◆ JOB ◆
Find every one of the lines below that contains the word "tick" and copy each of them out in full.
## start SUPPLIED RECORDS
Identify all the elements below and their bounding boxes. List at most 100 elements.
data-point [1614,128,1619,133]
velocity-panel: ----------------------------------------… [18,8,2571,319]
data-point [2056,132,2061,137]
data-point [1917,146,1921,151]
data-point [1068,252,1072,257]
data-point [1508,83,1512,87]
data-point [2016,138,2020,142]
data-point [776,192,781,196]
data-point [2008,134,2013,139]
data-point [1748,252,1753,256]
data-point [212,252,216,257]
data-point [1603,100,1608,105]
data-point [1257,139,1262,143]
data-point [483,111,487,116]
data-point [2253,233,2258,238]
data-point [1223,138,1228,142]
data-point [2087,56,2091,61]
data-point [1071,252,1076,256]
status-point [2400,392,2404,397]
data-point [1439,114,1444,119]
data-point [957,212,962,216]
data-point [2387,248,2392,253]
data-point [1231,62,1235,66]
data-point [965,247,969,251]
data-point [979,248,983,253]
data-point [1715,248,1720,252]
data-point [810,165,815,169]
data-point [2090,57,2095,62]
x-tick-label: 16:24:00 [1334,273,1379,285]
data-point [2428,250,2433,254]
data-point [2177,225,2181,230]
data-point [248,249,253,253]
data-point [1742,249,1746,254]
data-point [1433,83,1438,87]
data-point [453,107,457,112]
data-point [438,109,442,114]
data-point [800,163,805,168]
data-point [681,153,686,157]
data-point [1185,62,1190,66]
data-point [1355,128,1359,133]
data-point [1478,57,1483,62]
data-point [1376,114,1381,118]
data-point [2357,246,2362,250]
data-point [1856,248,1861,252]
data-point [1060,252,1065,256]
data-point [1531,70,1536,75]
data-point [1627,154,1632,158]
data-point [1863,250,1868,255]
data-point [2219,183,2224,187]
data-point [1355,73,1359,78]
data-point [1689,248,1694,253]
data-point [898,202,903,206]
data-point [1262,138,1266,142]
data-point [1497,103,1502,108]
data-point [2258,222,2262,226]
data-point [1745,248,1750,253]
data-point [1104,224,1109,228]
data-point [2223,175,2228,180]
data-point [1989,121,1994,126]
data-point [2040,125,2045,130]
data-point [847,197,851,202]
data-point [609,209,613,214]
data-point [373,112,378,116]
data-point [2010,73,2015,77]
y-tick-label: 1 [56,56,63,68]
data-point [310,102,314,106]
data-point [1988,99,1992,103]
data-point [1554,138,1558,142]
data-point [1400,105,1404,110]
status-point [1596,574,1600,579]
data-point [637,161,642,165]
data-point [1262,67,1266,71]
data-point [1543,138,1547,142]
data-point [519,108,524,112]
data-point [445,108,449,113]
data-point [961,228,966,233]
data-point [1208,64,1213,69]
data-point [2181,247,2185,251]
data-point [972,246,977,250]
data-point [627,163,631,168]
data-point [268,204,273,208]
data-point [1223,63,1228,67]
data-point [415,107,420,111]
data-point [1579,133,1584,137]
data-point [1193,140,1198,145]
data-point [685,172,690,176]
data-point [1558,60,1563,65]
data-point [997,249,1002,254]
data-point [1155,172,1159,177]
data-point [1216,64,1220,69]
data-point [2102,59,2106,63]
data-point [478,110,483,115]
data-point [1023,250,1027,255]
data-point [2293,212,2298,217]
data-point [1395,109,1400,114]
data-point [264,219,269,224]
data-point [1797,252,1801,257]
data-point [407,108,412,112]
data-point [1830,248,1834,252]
## end SUPPLIED RECORDS
◆ SOLUTION BELOW ◆
x-tick-label: 16:24:00 [1334,273,1379,285]
y-tick-label: 1 [56,56,63,68]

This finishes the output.